+++ RECORDS TO PROCESS +++
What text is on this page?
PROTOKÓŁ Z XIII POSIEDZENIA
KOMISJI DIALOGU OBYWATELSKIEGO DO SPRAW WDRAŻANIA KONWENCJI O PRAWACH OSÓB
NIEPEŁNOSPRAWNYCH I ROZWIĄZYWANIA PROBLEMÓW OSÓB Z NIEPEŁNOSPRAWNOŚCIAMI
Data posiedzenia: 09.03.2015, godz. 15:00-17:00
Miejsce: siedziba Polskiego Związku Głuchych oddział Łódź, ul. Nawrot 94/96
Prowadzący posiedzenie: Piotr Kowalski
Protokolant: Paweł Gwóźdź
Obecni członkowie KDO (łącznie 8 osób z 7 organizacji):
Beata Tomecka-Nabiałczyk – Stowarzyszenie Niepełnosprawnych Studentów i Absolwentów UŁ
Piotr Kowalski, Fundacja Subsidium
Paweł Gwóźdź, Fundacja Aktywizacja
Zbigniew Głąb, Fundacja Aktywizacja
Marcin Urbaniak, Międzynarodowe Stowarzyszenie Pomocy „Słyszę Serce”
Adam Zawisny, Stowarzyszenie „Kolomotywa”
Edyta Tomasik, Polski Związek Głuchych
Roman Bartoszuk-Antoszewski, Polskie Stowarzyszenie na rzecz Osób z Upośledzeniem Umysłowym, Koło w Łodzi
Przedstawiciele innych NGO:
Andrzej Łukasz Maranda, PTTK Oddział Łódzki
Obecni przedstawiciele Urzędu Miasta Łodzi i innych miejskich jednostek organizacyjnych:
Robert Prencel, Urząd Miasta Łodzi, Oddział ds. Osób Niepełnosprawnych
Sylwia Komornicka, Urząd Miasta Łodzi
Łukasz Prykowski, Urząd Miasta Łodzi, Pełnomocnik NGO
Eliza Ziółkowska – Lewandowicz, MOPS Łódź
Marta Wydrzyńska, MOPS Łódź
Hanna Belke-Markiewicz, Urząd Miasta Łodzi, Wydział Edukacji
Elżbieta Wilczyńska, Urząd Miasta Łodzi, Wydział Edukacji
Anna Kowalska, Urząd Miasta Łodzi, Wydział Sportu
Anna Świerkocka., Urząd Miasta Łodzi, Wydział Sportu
+++
GOAL OF THE EXERCISE:
Take the lines above and retype all of them exactly.

CORRECT ANSWER:
What text is on this page?
PROTOKÓŁ Z XIII POSIEDZENIA
KOMISJI DIALOGU OBYWATELSKIEGO DO SPRAW WDRAŻANIA KONWENCJI O PRAWACH OSÓB
NIEPEŁNOSPRAWNYCH I ROZWIĄZYWANIA PROBLEMÓW OSÓB Z NIEPEŁNOSPRAWNOŚCIAMI
Data posiedzenia: 09.03.2015, godz. 15:00-17:00
Miejsce: siedziba Polskiego Związku Głuchych oddział Łódź, ul. Nawrot 94/96
Prowadzący posiedzenie: Piotr Kowalski
Protokolant: Paweł Gwóźdź
Obecni członkowie KDO (łącznie 8 osób z 7 organizacji):
Beata Tomecka-Nabiałczyk – Stowarzyszenie Niepełnosprawnych Studentów i Absolwentów UŁ
Piotr Kowalski, Fundacja Subsidium
Paweł Gwóźdź, Fundacja Aktywizacja
Zbigniew Głąb, Fundacja Aktywizacja
Marcin Urbaniak, Międzynarodowe Stowarzyszenie Pomocy „Słyszę Serce”
Adam Zawisny, Stowarzyszenie „Kolomotywa”
Edyta Tomasik, Polski Związek Głuchych
Roman Bartoszuk-Antoszewski, Polskie Stowarzyszenie na rzecz Osób z Upośledzeniem Umysłowym, Koło w Łodzi
Przedstawiciele innych NGO:
Andrzej Łukasz Maranda, PTTK Oddział Łódzki
Obecni przedstawiciele Urzędu Miasta Łodzi i innych miejskich jednostek organizacyjnych:
Robert Prencel, Urząd Miasta Łodzi, Oddział ds. Osób Niepełnosprawnych
Sylwia Komornicka, Urząd Miasta Łodzi
Łukasz Prykowski, Urząd Miasta Łodzi, Pełnomocnik NGO
Eliza Ziółkowska – Lewandowicz, MOPS Łódź
Marta Wydrzyńska, MOPS Łódź
Hanna Belke-Markiewicz, Urząd Miasta Łodzi, Wydział Edukacji
Elżbieta Wilczyńska, Urząd Miasta Łodzi, Wydział Edukacji
Anna Kowalska, Urząd Miasta Łodzi, Wydział Sportu
Anna Świerkocka., Urząd Miasta Łodzi, Wydział Sportu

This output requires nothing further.